Transcribe all of the material exactly, except for its pictures.

>> Begin Data lines

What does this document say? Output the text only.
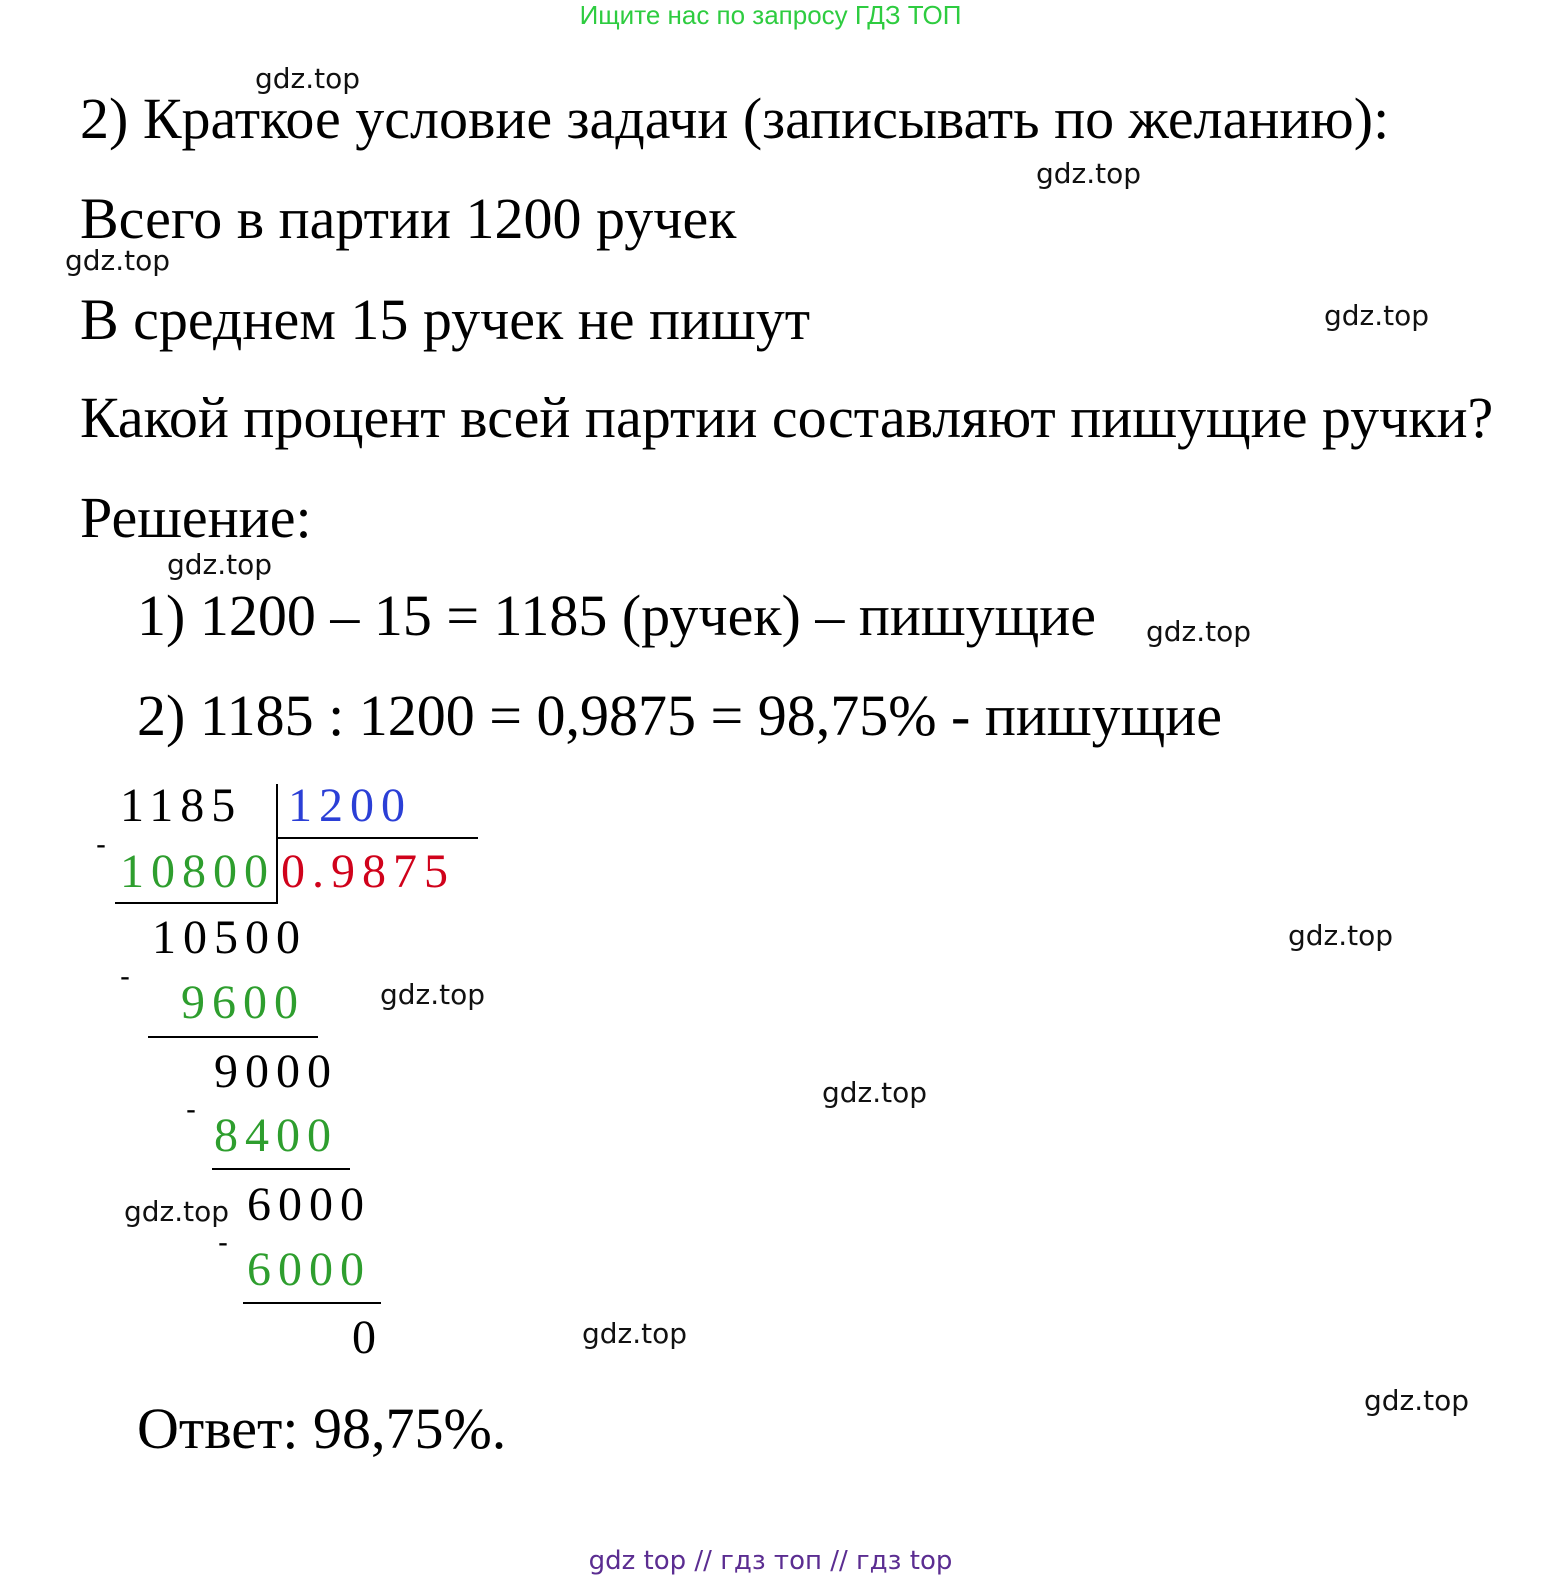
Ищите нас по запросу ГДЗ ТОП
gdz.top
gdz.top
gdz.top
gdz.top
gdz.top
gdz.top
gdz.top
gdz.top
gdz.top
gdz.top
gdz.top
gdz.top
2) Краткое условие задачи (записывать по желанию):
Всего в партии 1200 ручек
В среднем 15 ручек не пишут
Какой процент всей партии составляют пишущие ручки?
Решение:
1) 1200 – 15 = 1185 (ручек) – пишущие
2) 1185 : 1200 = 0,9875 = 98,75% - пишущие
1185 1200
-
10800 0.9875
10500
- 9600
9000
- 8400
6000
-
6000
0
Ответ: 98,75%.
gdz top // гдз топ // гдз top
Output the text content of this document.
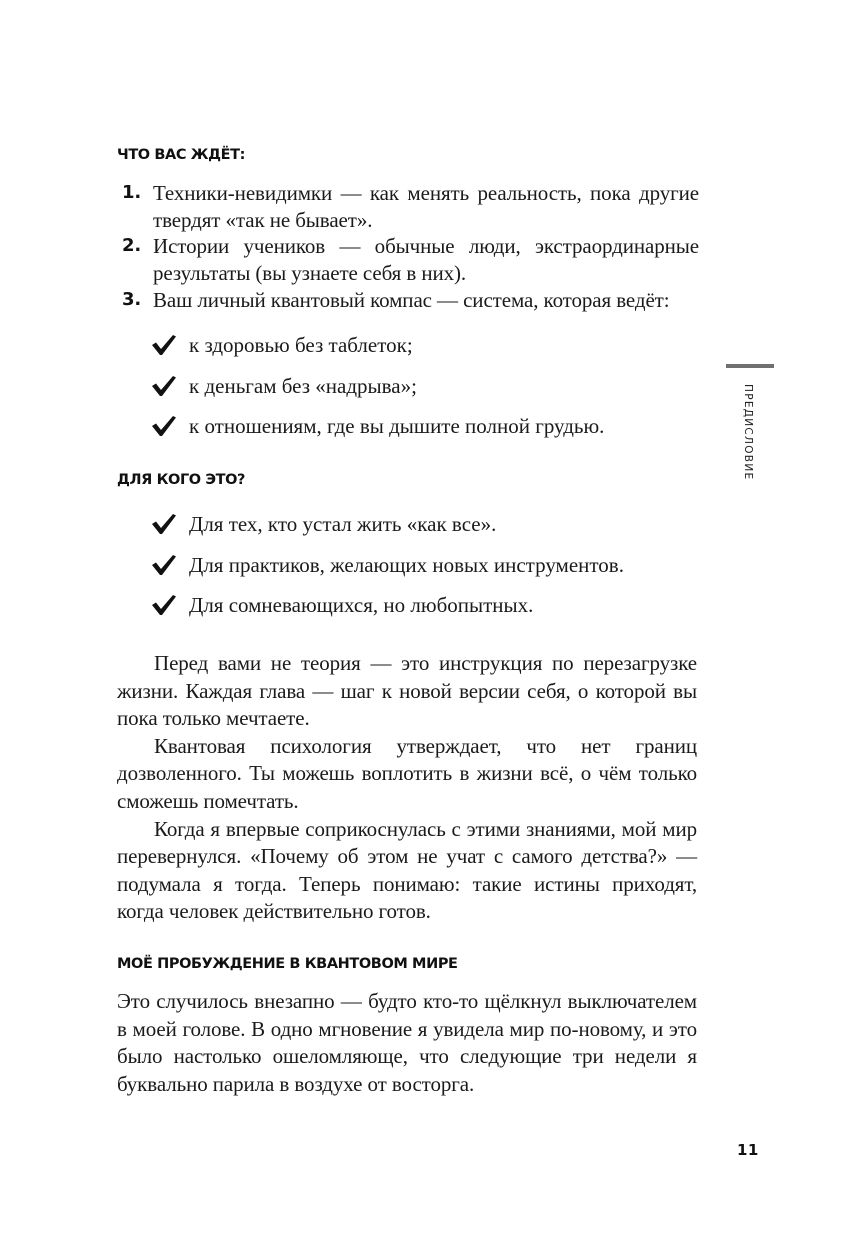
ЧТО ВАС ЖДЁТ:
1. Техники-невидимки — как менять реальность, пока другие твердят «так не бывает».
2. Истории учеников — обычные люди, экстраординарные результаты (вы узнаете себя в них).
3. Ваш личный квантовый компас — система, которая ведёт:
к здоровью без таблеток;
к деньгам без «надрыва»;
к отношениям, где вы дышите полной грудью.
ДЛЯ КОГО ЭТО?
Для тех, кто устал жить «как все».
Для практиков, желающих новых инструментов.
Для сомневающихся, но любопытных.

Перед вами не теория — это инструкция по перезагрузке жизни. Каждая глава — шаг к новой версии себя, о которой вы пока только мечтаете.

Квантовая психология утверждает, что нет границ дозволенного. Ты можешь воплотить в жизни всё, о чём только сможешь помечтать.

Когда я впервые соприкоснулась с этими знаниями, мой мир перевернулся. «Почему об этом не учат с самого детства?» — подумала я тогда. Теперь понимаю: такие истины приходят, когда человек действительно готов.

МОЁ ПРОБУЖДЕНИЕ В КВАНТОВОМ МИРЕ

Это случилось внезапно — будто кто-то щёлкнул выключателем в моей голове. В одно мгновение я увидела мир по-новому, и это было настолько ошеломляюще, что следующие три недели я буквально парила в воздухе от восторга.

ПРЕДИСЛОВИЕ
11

>> End Data lines

## [Written answer]
What does this document say? Output the text only.
Ищите нас по запросу ГДЗ ТОП
gdz.top
gdz.top
gdz.top
gdz.top
gdz.top
gdz.top
gdz.top
gdz.top
gdz.top
gdz.top
gdz.top
gdz.top
2) Краткое условие задачи (записывать по желанию):
Всего в партии 1200 ручек
В среднем 15 ручек не пишут
Какой процент всей партии составляют пишущие ручки?
Решение:
1) 1200 – 15 = 1185 (ручек) – пишущие
2) 1185 : 1200 = 0,9875 = 98,75% - пишущие
1185 1200
-
10800 0.9875
10500
- 9600
9000
- 8400
6000
-
6000
0
Ответ: 98,75%.
gdz top // гдз топ // гдз top
Output the text content of this document.
ЧТО ВАС ЖДЁТ:
1. Техники-невидимки — как менять реальность, пока другие твердят «так не бывает».
2. Истории учеников — обычные люди, экстраординарные результаты (вы узнаете себя в них).
3. Ваш личный квантовый компас — система, которая ведёт:
к здоровью без таблеток;
к деньгам без «надрыва»;
к отношениям, где вы дышите полной грудью.
ДЛЯ КОГО ЭТО?
Для тех, кто устал жить «как все».
Для практиков, желающих новых инструментов.
Для сомневающихся, но любопытных.

Перед вами не теория — это инструкция по перезагрузке жизни. Каждая глава — шаг к новой версии себя, о которой вы пока только мечтаете.

Квантовая психология утверждает, что нет границ дозволенного. Ты можешь воплотить в жизни всё, о чём только сможешь помечтать.

Когда я впервые соприкоснулась с этими знаниями, мой мир перевернулся. «Почему об этом не учат с самого детства?» — подумала я тогда. Теперь понимаю: такие истины приходят, когда человек действительно готов.

МОЁ ПРОБУЖДЕНИЕ В КВАНТОВОМ МИРЕ

Это случилось внезапно — будто кто-то щёлкнул выключателем в моей голове. В одно мгновение я увидела мир по-новому, и это было настолько ошеломляюще, что следующие три недели я буквально парила в воздухе от восторга.

ПРЕДИСЛОВИЕ
11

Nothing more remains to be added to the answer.